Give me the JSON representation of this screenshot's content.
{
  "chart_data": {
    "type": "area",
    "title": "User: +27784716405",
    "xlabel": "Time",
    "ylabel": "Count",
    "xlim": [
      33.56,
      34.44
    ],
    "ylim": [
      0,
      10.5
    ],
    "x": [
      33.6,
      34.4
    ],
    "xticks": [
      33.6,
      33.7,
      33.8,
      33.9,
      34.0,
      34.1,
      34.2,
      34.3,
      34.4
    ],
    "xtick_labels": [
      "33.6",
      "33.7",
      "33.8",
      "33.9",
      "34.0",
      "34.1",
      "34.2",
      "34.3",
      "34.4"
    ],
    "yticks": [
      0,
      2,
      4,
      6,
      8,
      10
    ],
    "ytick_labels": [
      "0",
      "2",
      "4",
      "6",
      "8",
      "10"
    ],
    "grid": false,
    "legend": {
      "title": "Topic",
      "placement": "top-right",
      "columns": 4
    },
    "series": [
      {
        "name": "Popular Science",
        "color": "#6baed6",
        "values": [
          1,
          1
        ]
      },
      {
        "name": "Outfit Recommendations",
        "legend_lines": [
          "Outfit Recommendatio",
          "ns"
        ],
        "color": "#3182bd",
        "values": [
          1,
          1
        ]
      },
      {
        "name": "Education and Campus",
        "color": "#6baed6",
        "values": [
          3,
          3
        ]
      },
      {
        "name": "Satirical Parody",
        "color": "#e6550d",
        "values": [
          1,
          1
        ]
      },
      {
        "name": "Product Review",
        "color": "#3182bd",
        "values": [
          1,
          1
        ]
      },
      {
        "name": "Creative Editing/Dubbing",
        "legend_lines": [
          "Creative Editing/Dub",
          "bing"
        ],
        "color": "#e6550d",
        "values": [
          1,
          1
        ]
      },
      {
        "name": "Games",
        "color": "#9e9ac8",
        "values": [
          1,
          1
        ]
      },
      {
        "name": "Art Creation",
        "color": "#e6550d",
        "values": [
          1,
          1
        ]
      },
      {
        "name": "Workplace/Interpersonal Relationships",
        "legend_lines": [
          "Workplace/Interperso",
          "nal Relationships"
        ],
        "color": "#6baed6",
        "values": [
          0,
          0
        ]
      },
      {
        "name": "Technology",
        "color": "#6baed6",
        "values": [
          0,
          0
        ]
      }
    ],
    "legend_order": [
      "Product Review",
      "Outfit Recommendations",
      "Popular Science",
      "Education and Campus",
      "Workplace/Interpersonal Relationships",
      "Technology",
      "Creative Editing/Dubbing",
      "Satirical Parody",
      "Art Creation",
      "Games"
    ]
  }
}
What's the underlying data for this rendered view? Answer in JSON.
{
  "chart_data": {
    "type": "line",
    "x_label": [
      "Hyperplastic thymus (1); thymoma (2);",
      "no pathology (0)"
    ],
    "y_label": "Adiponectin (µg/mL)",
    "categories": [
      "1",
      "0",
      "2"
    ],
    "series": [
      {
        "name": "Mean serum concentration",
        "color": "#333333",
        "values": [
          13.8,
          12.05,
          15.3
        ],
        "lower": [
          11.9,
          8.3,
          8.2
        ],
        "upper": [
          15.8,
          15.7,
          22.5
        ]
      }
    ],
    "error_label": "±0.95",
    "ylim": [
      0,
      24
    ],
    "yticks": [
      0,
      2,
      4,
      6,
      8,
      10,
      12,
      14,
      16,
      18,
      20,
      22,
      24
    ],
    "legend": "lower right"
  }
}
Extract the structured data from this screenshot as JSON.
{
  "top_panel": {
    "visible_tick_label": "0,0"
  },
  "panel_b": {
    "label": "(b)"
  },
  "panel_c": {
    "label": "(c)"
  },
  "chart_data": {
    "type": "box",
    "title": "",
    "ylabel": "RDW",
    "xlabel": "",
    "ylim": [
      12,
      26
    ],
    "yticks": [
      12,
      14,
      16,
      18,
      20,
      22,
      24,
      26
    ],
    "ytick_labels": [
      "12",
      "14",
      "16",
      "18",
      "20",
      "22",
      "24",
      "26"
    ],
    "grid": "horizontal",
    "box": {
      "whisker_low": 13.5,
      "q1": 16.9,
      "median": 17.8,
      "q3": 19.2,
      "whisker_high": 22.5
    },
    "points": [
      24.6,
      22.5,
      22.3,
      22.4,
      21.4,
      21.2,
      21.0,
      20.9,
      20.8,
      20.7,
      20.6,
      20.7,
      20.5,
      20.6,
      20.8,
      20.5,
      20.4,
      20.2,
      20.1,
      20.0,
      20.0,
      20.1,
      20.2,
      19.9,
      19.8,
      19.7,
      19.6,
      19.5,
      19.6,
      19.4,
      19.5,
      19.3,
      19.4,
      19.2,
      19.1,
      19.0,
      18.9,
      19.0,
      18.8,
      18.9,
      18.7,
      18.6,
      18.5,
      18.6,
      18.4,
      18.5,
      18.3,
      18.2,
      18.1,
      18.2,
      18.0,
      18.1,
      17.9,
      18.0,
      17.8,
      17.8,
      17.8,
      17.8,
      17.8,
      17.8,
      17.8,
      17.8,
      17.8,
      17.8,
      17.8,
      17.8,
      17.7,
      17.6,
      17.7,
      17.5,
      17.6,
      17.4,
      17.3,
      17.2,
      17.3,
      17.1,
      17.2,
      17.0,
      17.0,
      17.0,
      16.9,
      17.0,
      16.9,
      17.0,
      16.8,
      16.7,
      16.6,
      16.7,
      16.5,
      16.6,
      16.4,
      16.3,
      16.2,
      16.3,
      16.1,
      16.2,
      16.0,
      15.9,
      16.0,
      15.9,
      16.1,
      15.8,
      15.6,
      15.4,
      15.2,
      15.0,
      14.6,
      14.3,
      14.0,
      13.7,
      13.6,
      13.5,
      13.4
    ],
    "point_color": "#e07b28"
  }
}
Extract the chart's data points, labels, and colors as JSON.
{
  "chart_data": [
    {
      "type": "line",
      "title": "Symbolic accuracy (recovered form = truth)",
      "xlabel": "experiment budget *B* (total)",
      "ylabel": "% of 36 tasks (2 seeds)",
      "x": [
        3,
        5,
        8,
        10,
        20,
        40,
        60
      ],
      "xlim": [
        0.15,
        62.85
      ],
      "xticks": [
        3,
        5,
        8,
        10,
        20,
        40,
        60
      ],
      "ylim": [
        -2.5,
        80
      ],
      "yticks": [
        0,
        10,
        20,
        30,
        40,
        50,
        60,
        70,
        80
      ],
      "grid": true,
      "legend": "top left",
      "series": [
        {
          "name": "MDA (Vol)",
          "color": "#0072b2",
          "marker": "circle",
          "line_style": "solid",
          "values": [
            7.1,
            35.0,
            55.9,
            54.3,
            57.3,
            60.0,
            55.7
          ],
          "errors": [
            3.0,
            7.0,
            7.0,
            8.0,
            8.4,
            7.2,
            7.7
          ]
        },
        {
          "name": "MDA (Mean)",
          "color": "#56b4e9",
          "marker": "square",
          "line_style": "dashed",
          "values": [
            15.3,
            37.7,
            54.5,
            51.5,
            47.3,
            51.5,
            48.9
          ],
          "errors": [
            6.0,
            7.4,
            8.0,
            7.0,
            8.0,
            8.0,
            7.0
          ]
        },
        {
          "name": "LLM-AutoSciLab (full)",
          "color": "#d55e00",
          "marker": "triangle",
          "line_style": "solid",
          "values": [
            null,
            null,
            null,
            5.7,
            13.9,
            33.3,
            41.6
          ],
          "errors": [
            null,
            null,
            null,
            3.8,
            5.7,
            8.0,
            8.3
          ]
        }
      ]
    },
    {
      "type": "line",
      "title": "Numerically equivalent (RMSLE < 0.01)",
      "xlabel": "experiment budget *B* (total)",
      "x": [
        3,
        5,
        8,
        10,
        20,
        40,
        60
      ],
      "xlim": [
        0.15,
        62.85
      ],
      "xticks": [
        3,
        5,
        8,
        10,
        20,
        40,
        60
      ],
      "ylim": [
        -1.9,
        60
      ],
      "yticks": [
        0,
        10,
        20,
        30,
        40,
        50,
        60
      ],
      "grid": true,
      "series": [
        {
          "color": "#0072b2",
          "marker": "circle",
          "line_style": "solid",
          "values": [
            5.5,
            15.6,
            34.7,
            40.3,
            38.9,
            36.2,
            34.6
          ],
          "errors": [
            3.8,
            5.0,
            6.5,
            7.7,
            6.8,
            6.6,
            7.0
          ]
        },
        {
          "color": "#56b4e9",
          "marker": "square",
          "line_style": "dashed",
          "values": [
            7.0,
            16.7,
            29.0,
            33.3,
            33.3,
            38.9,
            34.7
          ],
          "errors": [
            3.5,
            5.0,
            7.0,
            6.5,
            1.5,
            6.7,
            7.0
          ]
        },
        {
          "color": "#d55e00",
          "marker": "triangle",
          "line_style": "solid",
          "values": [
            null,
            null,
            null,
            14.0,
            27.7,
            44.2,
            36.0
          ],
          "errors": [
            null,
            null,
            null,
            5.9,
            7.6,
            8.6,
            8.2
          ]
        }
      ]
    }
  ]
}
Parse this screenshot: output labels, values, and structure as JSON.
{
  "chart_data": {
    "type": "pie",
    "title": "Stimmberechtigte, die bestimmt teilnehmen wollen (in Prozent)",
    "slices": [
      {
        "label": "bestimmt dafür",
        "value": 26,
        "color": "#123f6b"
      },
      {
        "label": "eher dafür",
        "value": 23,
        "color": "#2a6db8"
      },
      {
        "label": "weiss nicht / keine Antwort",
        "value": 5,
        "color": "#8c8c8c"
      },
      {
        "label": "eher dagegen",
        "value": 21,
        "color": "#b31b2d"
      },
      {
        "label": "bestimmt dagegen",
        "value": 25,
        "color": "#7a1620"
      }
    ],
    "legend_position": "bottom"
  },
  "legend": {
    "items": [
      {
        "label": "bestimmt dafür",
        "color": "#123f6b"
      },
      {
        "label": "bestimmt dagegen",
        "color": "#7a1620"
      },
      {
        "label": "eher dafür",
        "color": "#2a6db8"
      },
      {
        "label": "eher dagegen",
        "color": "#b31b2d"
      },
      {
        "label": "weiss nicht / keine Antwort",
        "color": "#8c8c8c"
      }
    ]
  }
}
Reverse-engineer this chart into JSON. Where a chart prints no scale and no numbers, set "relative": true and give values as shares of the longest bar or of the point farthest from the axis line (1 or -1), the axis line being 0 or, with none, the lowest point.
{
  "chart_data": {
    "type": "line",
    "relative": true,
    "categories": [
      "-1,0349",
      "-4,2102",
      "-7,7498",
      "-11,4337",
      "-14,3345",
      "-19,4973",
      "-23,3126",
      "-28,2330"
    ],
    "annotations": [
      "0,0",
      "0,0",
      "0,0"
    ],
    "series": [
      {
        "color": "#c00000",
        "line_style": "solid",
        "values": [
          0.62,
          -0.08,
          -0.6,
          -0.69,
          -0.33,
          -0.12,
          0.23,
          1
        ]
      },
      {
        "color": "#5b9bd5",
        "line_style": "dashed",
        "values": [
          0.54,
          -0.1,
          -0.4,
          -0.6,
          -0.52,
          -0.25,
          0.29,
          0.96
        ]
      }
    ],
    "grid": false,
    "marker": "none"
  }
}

○ ○ ○ ○

*Exercise objective:*
Among the entries above, how many lines include the word "Product"? Reply with the number only.

*Solution to the exercise:*
2